● **TASK DESCRIPTION**
Reproduce the full listing that appears beneath this instruction exactly.
#### AVAILABLE DATA
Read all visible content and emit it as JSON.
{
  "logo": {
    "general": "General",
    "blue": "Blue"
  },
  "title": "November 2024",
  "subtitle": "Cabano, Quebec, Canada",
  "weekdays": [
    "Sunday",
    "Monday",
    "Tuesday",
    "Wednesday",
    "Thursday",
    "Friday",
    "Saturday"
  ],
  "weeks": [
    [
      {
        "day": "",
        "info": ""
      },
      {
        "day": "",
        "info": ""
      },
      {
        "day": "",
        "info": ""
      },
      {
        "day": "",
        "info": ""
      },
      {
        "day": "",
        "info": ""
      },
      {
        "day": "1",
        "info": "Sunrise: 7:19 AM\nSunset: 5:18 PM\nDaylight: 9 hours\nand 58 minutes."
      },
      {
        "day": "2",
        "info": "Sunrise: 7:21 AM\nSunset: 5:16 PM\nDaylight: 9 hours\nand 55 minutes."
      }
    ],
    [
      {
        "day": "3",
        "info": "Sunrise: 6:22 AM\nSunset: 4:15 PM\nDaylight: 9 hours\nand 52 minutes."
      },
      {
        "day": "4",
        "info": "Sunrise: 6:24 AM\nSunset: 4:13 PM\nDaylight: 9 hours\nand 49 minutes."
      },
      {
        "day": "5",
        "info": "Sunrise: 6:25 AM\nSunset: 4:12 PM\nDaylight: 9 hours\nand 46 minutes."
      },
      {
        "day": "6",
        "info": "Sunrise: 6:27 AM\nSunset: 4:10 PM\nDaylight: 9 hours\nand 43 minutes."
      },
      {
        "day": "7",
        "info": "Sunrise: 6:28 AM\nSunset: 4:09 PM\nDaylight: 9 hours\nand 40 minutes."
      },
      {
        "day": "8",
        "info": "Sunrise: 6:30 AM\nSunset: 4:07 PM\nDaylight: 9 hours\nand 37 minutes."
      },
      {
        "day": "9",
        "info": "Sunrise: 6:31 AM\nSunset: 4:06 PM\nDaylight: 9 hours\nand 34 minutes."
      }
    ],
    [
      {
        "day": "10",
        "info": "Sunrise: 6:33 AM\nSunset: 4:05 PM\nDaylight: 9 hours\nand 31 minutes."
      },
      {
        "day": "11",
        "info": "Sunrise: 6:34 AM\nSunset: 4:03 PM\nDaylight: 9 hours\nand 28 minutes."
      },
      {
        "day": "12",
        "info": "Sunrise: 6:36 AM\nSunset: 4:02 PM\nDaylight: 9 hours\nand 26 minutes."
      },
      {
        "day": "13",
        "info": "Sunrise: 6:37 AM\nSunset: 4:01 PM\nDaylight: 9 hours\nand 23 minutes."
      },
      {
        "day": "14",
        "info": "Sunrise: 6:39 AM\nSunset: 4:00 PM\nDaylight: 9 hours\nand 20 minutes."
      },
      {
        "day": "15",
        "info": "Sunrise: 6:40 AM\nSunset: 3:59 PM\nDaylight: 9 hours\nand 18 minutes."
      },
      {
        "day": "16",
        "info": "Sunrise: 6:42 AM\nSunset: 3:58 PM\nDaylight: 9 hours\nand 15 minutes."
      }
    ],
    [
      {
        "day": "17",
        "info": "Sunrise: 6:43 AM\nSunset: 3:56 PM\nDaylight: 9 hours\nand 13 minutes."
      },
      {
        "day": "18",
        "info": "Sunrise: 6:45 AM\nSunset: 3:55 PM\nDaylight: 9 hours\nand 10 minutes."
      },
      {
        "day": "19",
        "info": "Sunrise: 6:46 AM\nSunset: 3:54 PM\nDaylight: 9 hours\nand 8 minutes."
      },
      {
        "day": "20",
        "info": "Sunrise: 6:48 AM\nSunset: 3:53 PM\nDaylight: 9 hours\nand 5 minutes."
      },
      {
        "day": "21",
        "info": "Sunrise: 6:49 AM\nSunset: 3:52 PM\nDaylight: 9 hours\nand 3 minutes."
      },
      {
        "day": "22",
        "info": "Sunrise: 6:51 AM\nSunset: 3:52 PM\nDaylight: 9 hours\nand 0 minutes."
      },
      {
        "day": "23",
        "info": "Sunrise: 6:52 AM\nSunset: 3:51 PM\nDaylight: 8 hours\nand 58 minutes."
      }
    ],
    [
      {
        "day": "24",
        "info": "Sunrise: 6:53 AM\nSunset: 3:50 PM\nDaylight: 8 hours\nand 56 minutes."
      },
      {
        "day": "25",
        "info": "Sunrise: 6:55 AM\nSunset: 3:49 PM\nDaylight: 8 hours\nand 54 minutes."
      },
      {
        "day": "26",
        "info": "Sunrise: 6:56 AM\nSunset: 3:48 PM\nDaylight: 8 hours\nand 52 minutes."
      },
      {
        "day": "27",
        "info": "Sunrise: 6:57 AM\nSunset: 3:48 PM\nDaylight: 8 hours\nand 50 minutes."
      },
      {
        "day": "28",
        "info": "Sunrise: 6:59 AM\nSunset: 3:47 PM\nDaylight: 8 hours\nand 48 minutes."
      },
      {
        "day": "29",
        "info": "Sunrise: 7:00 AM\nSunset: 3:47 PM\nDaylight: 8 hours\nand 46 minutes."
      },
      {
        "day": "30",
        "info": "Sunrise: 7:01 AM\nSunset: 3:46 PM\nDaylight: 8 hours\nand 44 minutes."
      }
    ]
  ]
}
########
● **RESULT BELOW**
Read all visible content and emit it as JSON.
{
  "logo": {
    "general": "General",
    "blue": "Blue"
  },
  "title": "November 2024",
  "subtitle": "Cabano, Quebec, Canada",
  "weekdays": [
    "Sunday",
    "Monday",
    "Tuesday",
    "Wednesday",
    "Thursday",
    "Friday",
    "Saturday"
  ],
  "weeks": [
    [
      {
        "day": "",
        "info": ""
      },
      {
        "day": "",
        "info": ""
      },
      {
        "day": "",
        "info": ""
      },
      {
        "day": "",
        "info": ""
      },
      {
        "day": "",
        "info": ""
      },
      {
        "day": "1",
        "info": "Sunrise: 7:19 AM\nSunset: 5:18 PM\nDaylight: 9 hours\nand 58 minutes."
      },
      {
        "day": "2",
        "info": "Sunrise: 7:21 AM\nSunset: 5:16 PM\nDaylight: 9 hours\nand 55 minutes."
      }
    ],
    [
      {
        "day": "3",
        "info": "Sunrise: 6:22 AM\nSunset: 4:15 PM\nDaylight: 9 hours\nand 52 minutes."
      },
      {
        "day": "4",
        "info": "Sunrise: 6:24 AM\nSunset: 4:13 PM\nDaylight: 9 hours\nand 49 minutes."
      },
      {
        "day": "5",
        "info": "Sunrise: 6:25 AM\nSunset: 4:12 PM\nDaylight: 9 hours\nand 46 minutes."
      },
      {
        "day": "6",
        "info": "Sunrise: 6:27 AM\nSunset: 4:10 PM\nDaylight: 9 hours\nand 43 minutes."
      },
      {
        "day": "7",
        "info": "Sunrise: 6:28 AM\nSunset: 4:09 PM\nDaylight: 9 hours\nand 40 minutes."
      },
      {
        "day": "8",
        "info": "Sunrise: 6:30 AM\nSunset: 4:07 PM\nDaylight: 9 hours\nand 37 minutes."
      },
      {
        "day": "9",
        "info": "Sunrise: 6:31 AM\nSunset: 4:06 PM\nDaylight: 9 hours\nand 34 minutes."
      }
    ],
    [
      {
        "day": "10",
        "info": "Sunrise: 6:33 AM\nSunset: 4:05 PM\nDaylight: 9 hours\nand 31 minutes."
      },
      {
        "day": "11",
        "info": "Sunrise: 6:34 AM\nSunset: 4:03 PM\nDaylight: 9 hours\nand 28 minutes."
      },
      {
        "day": "12",
        "info": "Sunrise: 6:36 AM\nSunset: 4:02 PM\nDaylight: 9 hours\nand 26 minutes."
      },
      {
        "day": "13",
        "info": "Sunrise: 6:37 AM\nSunset: 4:01 PM\nDaylight: 9 hours\nand 23 minutes."
      },
      {
        "day": "14",
        "info": "Sunrise: 6:39 AM\nSunset: 4:00 PM\nDaylight: 9 hours\nand 20 minutes."
      },
      {
        "day": "15",
        "info": "Sunrise: 6:40 AM\nSunset: 3:59 PM\nDaylight: 9 hours\nand 18 minutes."
      },
      {
        "day": "16",
        "info": "Sunrise: 6:42 AM\nSunset: 3:58 PM\nDaylight: 9 hours\nand 15 minutes."
      }
    ],
    [
      {
        "day": "17",
        "info": "Sunrise: 6:43 AM\nSunset: 3:56 PM\nDaylight: 9 hours\nand 13 minutes."
      },
      {
        "day": "18",
        "info": "Sunrise: 6:45 AM\nSunset: 3:55 PM\nDaylight: 9 hours\nand 10 minutes."
      },
      {
        "day": "19",
        "info": "Sunrise: 6:46 AM\nSunset: 3:54 PM\nDaylight: 9 hours\nand 8 minutes."
      },
      {
        "day": "20",
        "info": "Sunrise: 6:48 AM\nSunset: 3:53 PM\nDaylight: 9 hours\nand 5 minutes."
      },
      {
        "day": "21",
        "info": "Sunrise: 6:49 AM\nSunset: 3:52 PM\nDaylight: 9 hours\nand 3 minutes."
      },
      {
        "day": "22",
        "info": "Sunrise: 6:51 AM\nSunset: 3:52 PM\nDaylight: 9 hours\nand 0 minutes."
      },
      {
        "day": "23",
        "info": "Sunrise: 6:52 AM\nSunset: 3:51 PM\nDaylight: 8 hours\nand 58 minutes."
      }
    ],
    [
      {
        "day": "24",
        "info": "Sunrise: 6:53 AM\nSunset: 3:50 PM\nDaylight: 8 hours\nand 56 minutes."
      },
      {
        "day": "25",
        "info": "Sunrise: 6:55 AM\nSunset: 3:49 PM\nDaylight: 8 hours\nand 54 minutes."
      },
      {
        "day": "26",
        "info": "Sunrise: 6:56 AM\nSunset: 3:48 PM\nDaylight: 8 hours\nand 52 minutes."
      },
      {
        "day": "27",
        "info": "Sunrise: 6:57 AM\nSunset: 3:48 PM\nDaylight: 8 hours\nand 50 minutes."
      },
      {
        "day": "28",
        "info": "Sunrise: 6:59 AM\nSunset: 3:47 PM\nDaylight: 8 hours\nand 48 minutes."
      },
      {
        "day": "29",
        "info": "Sunrise: 7:00 AM\nSunset: 3:47 PM\nDaylight: 8 hours\nand 46 minutes."
      },
      {
        "day": "30",
        "info": "Sunrise: 7:01 AM\nSunset: 3:46 PM\nDaylight: 8 hours\nand 44 minutes."
      }
    ]
  ]
}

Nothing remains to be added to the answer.